Restate each of the lines below word for word and drop every picture.

Figure contents as structured data:

##############################

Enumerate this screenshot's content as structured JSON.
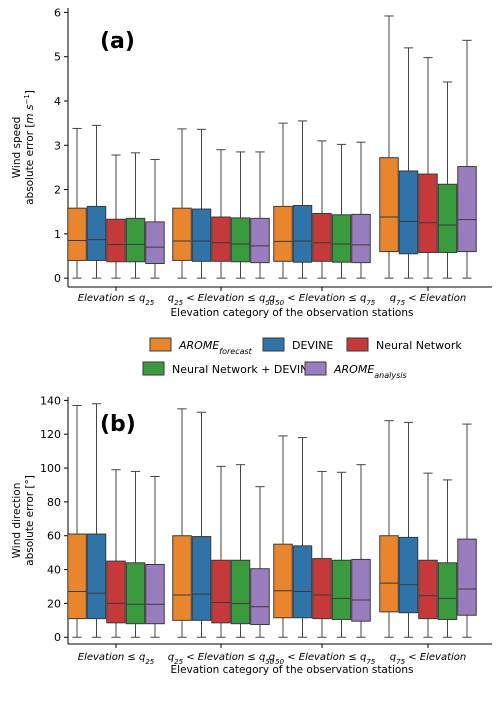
{
  "chart_data": [
    {
      "type": "boxplot",
      "panel_label": "(a)",
      "ylabel_lines": [
        "Wind speed",
        "absolute error [m s⁻¹]"
      ],
      "xlabel": "Elevation category of the observation stations",
      "categories": [
        "Elevation ≤ q25",
        "q25 < Elevation ≤ q50",
        "q50 < Elevation ≤ q75",
        "q75 < Elevation"
      ],
      "yticks": [
        0,
        1,
        2,
        3,
        4,
        5,
        6
      ],
      "ylim": [
        -0.2,
        6.1
      ],
      "grid": false,
      "series": [
        {
          "name": "AROME_forecast",
          "color": "#e8852d",
          "boxes": [
            {
              "whislo": 0,
              "q1": 0.4,
              "med": 0.85,
              "q3": 1.58,
              "whishi": 3.38
            },
            {
              "whislo": 0,
              "q1": 0.4,
              "med": 0.84,
              "q3": 1.58,
              "whishi": 3.37
            },
            {
              "whislo": 0,
              "q1": 0.38,
              "med": 0.83,
              "q3": 1.62,
              "whishi": 3.5
            },
            {
              "whislo": 0,
              "q1": 0.6,
              "med": 1.38,
              "q3": 2.72,
              "whishi": 5.92
            }
          ]
        },
        {
          "name": "DEVINE",
          "color": "#2f73a8",
          "boxes": [
            {
              "whislo": 0,
              "q1": 0.4,
              "med": 0.87,
              "q3": 1.62,
              "whishi": 3.45
            },
            {
              "whislo": 0,
              "q1": 0.38,
              "med": 0.84,
              "q3": 1.56,
              "whishi": 3.36
            },
            {
              "whislo": 0,
              "q1": 0.36,
              "med": 0.84,
              "q3": 1.64,
              "whishi": 3.55
            },
            {
              "whislo": 0,
              "q1": 0.55,
              "med": 1.28,
              "q3": 2.42,
              "whishi": 5.2
            }
          ]
        },
        {
          "name": "Neural Network",
          "color": "#c5393a",
          "boxes": [
            {
              "whislo": 0,
              "q1": 0.37,
              "med": 0.76,
              "q3": 1.33,
              "whishi": 2.78
            },
            {
              "whislo": 0,
              "q1": 0.38,
              "med": 0.8,
              "q3": 1.38,
              "whishi": 2.9
            },
            {
              "whislo": 0,
              "q1": 0.38,
              "med": 0.8,
              "q3": 1.46,
              "whishi": 3.1
            },
            {
              "whislo": 0,
              "q1": 0.58,
              "med": 1.25,
              "q3": 2.35,
              "whishi": 4.98
            }
          ]
        },
        {
          "name": "Neural Network + DEVINE",
          "color": "#3c9a3e",
          "boxes": [
            {
              "whislo": 0,
              "q1": 0.37,
              "med": 0.76,
              "q3": 1.35,
              "whishi": 2.83
            },
            {
              "whislo": 0,
              "q1": 0.37,
              "med": 0.77,
              "q3": 1.36,
              "whishi": 2.85
            },
            {
              "whislo": 0,
              "q1": 0.36,
              "med": 0.77,
              "q3": 1.43,
              "whishi": 3.02
            },
            {
              "whislo": 0,
              "q1": 0.58,
              "med": 1.2,
              "q3": 2.12,
              "whishi": 4.43
            }
          ]
        },
        {
          "name": "AROME_analysis",
          "color": "#9a7dbf",
          "boxes": [
            {
              "whislo": 0,
              "q1": 0.33,
              "med": 0.7,
              "q3": 1.27,
              "whishi": 2.68
            },
            {
              "whislo": 0,
              "q1": 0.35,
              "med": 0.73,
              "q3": 1.35,
              "whishi": 2.85
            },
            {
              "whislo": 0,
              "q1": 0.35,
              "med": 0.75,
              "q3": 1.44,
              "whishi": 3.07
            },
            {
              "whislo": 0,
              "q1": 0.6,
              "med": 1.32,
              "q3": 2.52,
              "whishi": 5.37
            }
          ]
        }
      ]
    },
    {
      "type": "boxplot",
      "panel_label": "(b)",
      "ylabel_lines": [
        "Wind direction",
        "absolute error [°]"
      ],
      "xlabel": "Elevation category of the observation stations",
      "categories": [
        "Elevation ≤ q25",
        "q25 < Elevation ≤ q50",
        "q50 < Elevation ≤ q75",
        "q75 < Elevation"
      ],
      "yticks": [
        0,
        20,
        40,
        60,
        80,
        100,
        120,
        140
      ],
      "ylim": [
        -4,
        142
      ],
      "grid": false,
      "series": [
        {
          "name": "AROME_forecast",
          "color": "#e8852d",
          "boxes": [
            {
              "whislo": 0,
              "q1": 11,
              "med": 27,
              "q3": 61,
              "whishi": 137
            },
            {
              "whislo": 0,
              "q1": 10,
              "med": 25,
              "q3": 60,
              "whishi": 135
            },
            {
              "whislo": 0,
              "q1": 11.5,
              "med": 27.5,
              "q3": 55,
              "whishi": 119
            },
            {
              "whislo": 0,
              "q1": 15,
              "med": 32,
              "q3": 60,
              "whishi": 128
            }
          ]
        },
        {
          "name": "DEVINE",
          "color": "#2f73a8",
          "boxes": [
            {
              "whislo": 0,
              "q1": 11,
              "med": 26,
              "q3": 61,
              "whishi": 138
            },
            {
              "whislo": 0,
              "q1": 10,
              "med": 25.5,
              "q3": 59.5,
              "whishi": 133
            },
            {
              "whislo": 0,
              "q1": 11.5,
              "med": 27,
              "q3": 54,
              "whishi": 118
            },
            {
              "whislo": 0,
              "q1": 14.5,
              "med": 31,
              "q3": 59,
              "whishi": 127
            }
          ]
        },
        {
          "name": "Neural Network",
          "color": "#c5393a",
          "boxes": [
            {
              "whislo": 0,
              "q1": 8.5,
              "med": 20,
              "q3": 45,
              "whishi": 99
            },
            {
              "whislo": 0,
              "q1": 8.5,
              "med": 20.5,
              "q3": 45.5,
              "whishi": 101
            },
            {
              "whislo": 0,
              "q1": 11,
              "med": 25,
              "q3": 46.5,
              "whishi": 98
            },
            {
              "whislo": 0,
              "q1": 11,
              "med": 24.5,
              "q3": 45.5,
              "whishi": 97
            }
          ]
        },
        {
          "name": "Neural Network + DEVINE",
          "color": "#3c9a3e",
          "boxes": [
            {
              "whislo": 0,
              "q1": 8,
              "med": 19.5,
              "q3": 44,
              "whishi": 98
            },
            {
              "whislo": 0,
              "q1": 8,
              "med": 20,
              "q3": 45.5,
              "whishi": 102
            },
            {
              "whislo": 0,
              "q1": 10.5,
              "med": 23,
              "q3": 45.5,
              "whishi": 97.5
            },
            {
              "whislo": 0,
              "q1": 10.5,
              "med": 23,
              "q3": 44,
              "whishi": 93
            }
          ]
        },
        {
          "name": "AROME_analysis",
          "color": "#9a7dbf",
          "boxes": [
            {
              "whislo": 0,
              "q1": 8,
              "med": 19.5,
              "q3": 43,
              "whishi": 95
            },
            {
              "whislo": 0,
              "q1": 7.5,
              "med": 18,
              "q3": 40.5,
              "whishi": 89
            },
            {
              "whislo": 0,
              "q1": 9.5,
              "med": 22,
              "q3": 46,
              "whishi": 102
            },
            {
              "whislo": 0,
              "q1": 13,
              "med": 28.5,
              "q3": 58,
              "whishi": 126
            }
          ]
        }
      ]
    }
  ],
  "legend": {
    "entries": [
      {
        "base": "AROME",
        "sub": "forecast",
        "color": "#e8852d"
      },
      {
        "base": "DEVINE",
        "sub": "",
        "color": "#2f73a8"
      },
      {
        "base": "Neural Network",
        "sub": "",
        "color": "#c5393a"
      },
      {
        "base": "Neural Network + DEVINE",
        "sub": "",
        "color": "#3c9a3e"
      },
      {
        "base": "AROME",
        "sub": "analysis",
        "color": "#9a7dbf"
      }
    ]
  }
}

##############################

→ ANSWER TO THIS TASK:
Enumerate this screenshot's content as structured JSON.
{
  "chart_data": [
    {
      "type": "boxplot",
      "panel_label": "(a)",
      "ylabel_lines": [
        "Wind speed",
        "absolute error [m s⁻¹]"
      ],
      "xlabel": "Elevation category of the observation stations",
      "categories": [
        "Elevation ≤ q25",
        "q25 < Elevation ≤ q50",
        "q50 < Elevation ≤ q75",
        "q75 < Elevation"
      ],
      "yticks": [
        0,
        1,
        2,
        3,
        4,
        5,
        6
      ],
      "ylim": [
        -0.2,
        6.1
      ],
      "grid": false,
      "series": [
        {
          "name": "AROME_forecast",
          "color": "#e8852d",
          "boxes": [
            {
              "whislo": 0,
              "q1": 0.4,
              "med": 0.85,
              "q3": 1.58,
              "whishi": 3.38
            },
            {
              "whislo": 0,
              "q1": 0.4,
              "med": 0.84,
              "q3": 1.58,
              "whishi": 3.37
            },
            {
              "whislo": 0,
              "q1": 0.38,
              "med": 0.83,
              "q3": 1.62,
              "whishi": 3.5
            },
            {
              "whislo": 0,
              "q1": 0.6,
              "med": 1.38,
              "q3": 2.72,
              "whishi": 5.92
            }
          ]
        },
        {
          "name": "DEVINE",
          "color": "#2f73a8",
          "boxes": [
            {
              "whislo": 0,
              "q1": 0.4,
              "med": 0.87,
              "q3": 1.62,
              "whishi": 3.45
            },
            {
              "whislo": 0,
              "q1": 0.38,
              "med": 0.84,
              "q3": 1.56,
              "whishi": 3.36
            },
            {
              "whislo": 0,
              "q1": 0.36,
              "med": 0.84,
              "q3": 1.64,
              "whishi": 3.55
            },
            {
              "whislo": 0,
              "q1": 0.55,
              "med": 1.28,
              "q3": 2.42,
              "whishi": 5.2
            }
          ]
        },
        {
          "name": "Neural Network",
          "color": "#c5393a",
          "boxes": [
            {
              "whislo": 0,
              "q1": 0.37,
              "med": 0.76,
              "q3": 1.33,
              "whishi": 2.78
            },
            {
              "whislo": 0,
              "q1": 0.38,
              "med": 0.8,
              "q3": 1.38,
              "whishi": 2.9
            },
            {
              "whislo": 0,
              "q1": 0.38,
              "med": 0.8,
              "q3": 1.46,
              "whishi": 3.1
            },
            {
              "whislo": 0,
              "q1": 0.58,
              "med": 1.25,
              "q3": 2.35,
              "whishi": 4.98
            }
          ]
        },
        {
          "name": "Neural Network + DEVINE",
          "color": "#3c9a3e",
          "boxes": [
            {
              "whislo": 0,
              "q1": 0.37,
              "med": 0.76,
              "q3": 1.35,
              "whishi": 2.83
            },
            {
              "whislo": 0,
              "q1": 0.37,
              "med": 0.77,
              "q3": 1.36,
              "whishi": 2.85
            },
            {
              "whislo": 0,
              "q1": 0.36,
              "med": 0.77,
              "q3": 1.43,
              "whishi": 3.02
            },
            {
              "whislo": 0,
              "q1": 0.58,
              "med": 1.2,
              "q3": 2.12,
              "whishi": 4.43
            }
          ]
        },
        {
          "name": "AROME_analysis",
          "color": "#9a7dbf",
          "boxes": [
            {
              "whislo": 0,
              "q1": 0.33,
              "med": 0.7,
              "q3": 1.27,
              "whishi": 2.68
            },
            {
              "whislo": 0,
              "q1": 0.35,
              "med": 0.73,
              "q3": 1.35,
              "whishi": 2.85
            },
            {
              "whislo": 0,
              "q1": 0.35,
              "med": 0.75,
              "q3": 1.44,
              "whishi": 3.07
            },
            {
              "whislo": 0,
              "q1": 0.6,
              "med": 1.32,
              "q3": 2.52,
              "whishi": 5.37
            }
          ]
        }
      ]
    },
    {
      "type": "boxplot",
      "panel_label": "(b)",
      "ylabel_lines": [
        "Wind direction",
        "absolute error [°]"
      ],
      "xlabel": "Elevation category of the observation stations",
      "categories": [
        "Elevation ≤ q25",
        "q25 < Elevation ≤ q50",
        "q50 < Elevation ≤ q75",
        "q75 < Elevation"
      ],
      "yticks": [
        0,
        20,
        40,
        60,
        80,
        100,
        120,
        140
      ],
      "ylim": [
        -4,
        142
      ],
      "grid": false,
      "series": [
        {
          "name": "AROME_forecast",
          "color": "#e8852d",
          "boxes": [
            {
              "whislo": 0,
              "q1": 11,
              "med": 27,
              "q3": 61,
              "whishi": 137
            },
            {
              "whislo": 0,
              "q1": 10,
              "med": 25,
              "q3": 60,
              "whishi": 135
            },
            {
              "whislo": 0,
              "q1": 11.5,
              "med": 27.5,
              "q3": 55,
              "whishi": 119
            },
            {
              "whislo": 0,
              "q1": 15,
              "med": 32,
              "q3": 60,
              "whishi": 128
            }
          ]
        },
        {
          "name": "DEVINE",
          "color": "#2f73a8",
          "boxes": [
            {
              "whislo": 0,
              "q1": 11,
              "med": 26,
              "q3": 61,
              "whishi": 138
            },
            {
              "whislo": 0,
              "q1": 10,
              "med": 25.5,
              "q3": 59.5,
              "whishi": 133
            },
            {
              "whislo": 0,
              "q1": 11.5,
              "med": 27,
              "q3": 54,
              "whishi": 118
            },
            {
              "whislo": 0,
              "q1": 14.5,
              "med": 31,
              "q3": 59,
              "whishi": 127
            }
          ]
        },
        {
          "name": "Neural Network",
          "color": "#c5393a",
          "boxes": [
            {
              "whislo": 0,
              "q1": 8.5,
              "med": 20,
              "q3": 45,
              "whishi": 99
            },
            {
              "whislo": 0,
              "q1": 8.5,
              "med": 20.5,
              "q3": 45.5,
              "whishi": 101
            },
            {
              "whislo": 0,
              "q1": 11,
              "med": 25,
              "q3": 46.5,
              "whishi": 98
            },
            {
              "whislo": 0,
              "q1": 11,
              "med": 24.5,
              "q3": 45.5,
              "whishi": 97
            }
          ]
        },
        {
          "name": "Neural Network + DEVINE",
          "color": "#3c9a3e",
          "boxes": [
            {
              "whislo": 0,
              "q1": 8,
              "med": 19.5,
              "q3": 44,
              "whishi": 98
            },
            {
              "whislo": 0,
              "q1": 8,
              "med": 20,
              "q3": 45.5,
              "whishi": 102
            },
            {
              "whislo": 0,
              "q1": 10.5,
              "med": 23,
              "q3": 45.5,
              "whishi": 97.5
            },
            {
              "whislo": 0,
              "q1": 10.5,
              "med": 23,
              "q3": 44,
              "whishi": 93
            }
          ]
        },
        {
          "name": "AROME_analysis",
          "color": "#9a7dbf",
          "boxes": [
            {
              "whislo": 0,
              "q1": 8,
              "med": 19.5,
              "q3": 43,
              "whishi": 95
            },
            {
              "whislo": 0,
              "q1": 7.5,
              "med": 18,
              "q3": 40.5,
              "whishi": 89
            },
            {
              "whislo": 0,
              "q1": 9.5,
              "med": 22,
              "q3": 46,
              "whishi": 102
            },
            {
              "whislo": 0,
              "q1": 13,
              "med": 28.5,
              "q3": 58,
              "whishi": 126
            }
          ]
        }
      ]
    }
  ],
  "legend": {
    "entries": [
      {
        "base": "AROME",
        "sub": "forecast",
        "color": "#e8852d"
      },
      {
        "base": "DEVINE",
        "sub": "",
        "color": "#2f73a8"
      },
      {
        "base": "Neural Network",
        "sub": "",
        "color": "#c5393a"
      },
      {
        "base": "Neural Network + DEVINE",
        "sub": "",
        "color": "#3c9a3e"
      },
      {
        "base": "AROME",
        "sub": "analysis",
        "color": "#9a7dbf"
      }
    ]
  }
}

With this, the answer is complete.